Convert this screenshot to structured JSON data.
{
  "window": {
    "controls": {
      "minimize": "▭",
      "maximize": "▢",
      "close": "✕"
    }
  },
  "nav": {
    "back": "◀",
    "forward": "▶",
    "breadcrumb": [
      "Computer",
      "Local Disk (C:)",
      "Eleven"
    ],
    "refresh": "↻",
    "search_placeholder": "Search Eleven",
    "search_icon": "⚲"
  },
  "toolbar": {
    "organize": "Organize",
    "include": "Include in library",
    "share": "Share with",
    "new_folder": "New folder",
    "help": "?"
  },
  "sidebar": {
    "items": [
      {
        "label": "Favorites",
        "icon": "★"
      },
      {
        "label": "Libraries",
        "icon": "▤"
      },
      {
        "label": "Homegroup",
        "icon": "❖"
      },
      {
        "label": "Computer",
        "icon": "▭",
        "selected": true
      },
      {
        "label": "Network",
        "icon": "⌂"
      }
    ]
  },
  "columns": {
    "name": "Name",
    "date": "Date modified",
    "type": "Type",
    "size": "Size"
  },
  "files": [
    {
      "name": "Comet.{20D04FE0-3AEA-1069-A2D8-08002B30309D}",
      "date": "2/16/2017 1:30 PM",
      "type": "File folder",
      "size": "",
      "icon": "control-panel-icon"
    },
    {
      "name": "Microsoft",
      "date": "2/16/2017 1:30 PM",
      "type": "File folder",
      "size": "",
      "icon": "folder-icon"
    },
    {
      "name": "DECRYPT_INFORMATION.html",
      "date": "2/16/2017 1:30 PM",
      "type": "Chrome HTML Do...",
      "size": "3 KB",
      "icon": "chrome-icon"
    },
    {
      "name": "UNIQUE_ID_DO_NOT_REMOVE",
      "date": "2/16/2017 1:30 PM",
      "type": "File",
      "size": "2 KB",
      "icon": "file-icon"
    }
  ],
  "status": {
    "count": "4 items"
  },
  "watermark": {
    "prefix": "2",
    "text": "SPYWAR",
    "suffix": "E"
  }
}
☆ ☆ ☆ ☆ ☆ ☆ ☆
_Task:_ From the records above, pick out and copy each line holding the word "Eleven".

_Response to the task:_
      "Eleven"
    "search_placeholder": "Search Eleven",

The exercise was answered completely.